__Excerpt to read__
4.2 Results from ISM and MICMAC
After successfully identifying ten relevant barriers, we developed a robust structured hierarchical model and examined the interrelationship amongst those barriers using the ISM technique. We prepared a SSIM matrix using ISM steps to depict these interrelationships, as described in Section 3.2. Then, we constructed an SSIM (Table 5) with the help of experts' opinions which we collected through questionnaires. Next, we developed the initial reachability matrix (IRM), as shown in Table 6. Then, we checked the IRM for transitivity to create the FRM, as presented in Table 7.
Then, we obtained the reachability and antecedent sets for each critical barrier from the FRM. The reachability set consisted of the barrier itself and other barriers affected by it. The antecedent set consisted of the barrier itself and other barriers that may have affected it. Then, we generated the intersection of these two sets for all other critical barriers. A barrier with the same reachability and intersection sets secures the top level in the ISM hierarchy. These barriers have high dependence power, so the remaining barriers drive them. After finding the top barriers, they were removed from the other barriers. Finally, these top level barriers helped us in developing the ISM hierarchy. We completed the detailed analysis of the level partition of these ten critical barriers within seven iterations (see Table A5 from Appendix). We developed the ISM hierarchical structural model (see Figure 3) with the help of FRM. Finally, we performed MICMAC analysis to examine the barriers based on their driving and dependence powers, which were calculated from the FRM. The summation of each row and column score for each barrier becomes the coordinates in which the barrier is positioned on the diagram (Figure 4). Then, we categorised the ten barriers into these four quadrants as follows: Autonomous barriers, Dependent barriers, Linkage barriers and Independent barriers.

__Dataset excerpt__

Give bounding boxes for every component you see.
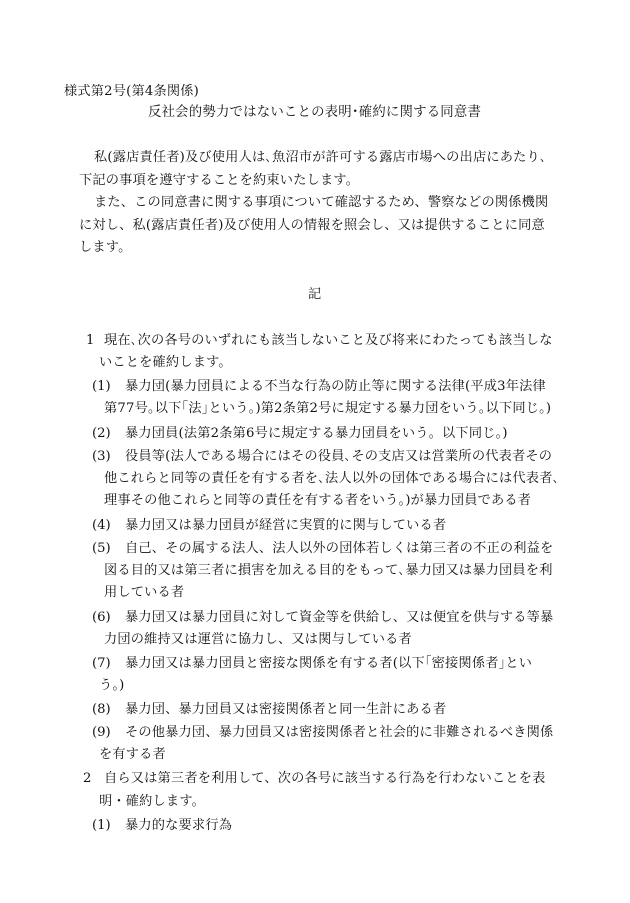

__Work instructions__
1. Answer these about the ISM and MICMAC excerpt:
(a) Which table shows the initial reachability matrix?
(b) Within how many iterations was the level partition of the ten critical barriers completed?
(c) Into which four quadrants were the ten barriers categorized?
2. Copy the stretch of the ISM and MICMAC excerpt from "4.2 Results from" through "in Table 7.", word for word.
The lines have nothing to do with the ISM and MICMAC excerpt.

__Responses per task__
1.
(a) Table 6
(b) Seven
(c) Autonomous barriers, Dependent barriers, Linkage barriers and Independent barriers

2.
4.2 Results from ISM and MICMAC
After successfully identifying ten relevant barriers, we developed a robust structured hierarchical model and examined the interrelationship amongst those barriers using the ISM technique. We prepared a SSIM matrix using ISM steps to depict these interrelationships, as described in Section 3.2. Then, we constructed an SSIM (Table 5) with the help of experts' opinions which we collected through questionnaires. Next, we developed the initial reachability matrix (IRM), as shown in Table 6. Then, we checked the IRM for transitivity to create the FRM, as presented in Table 7.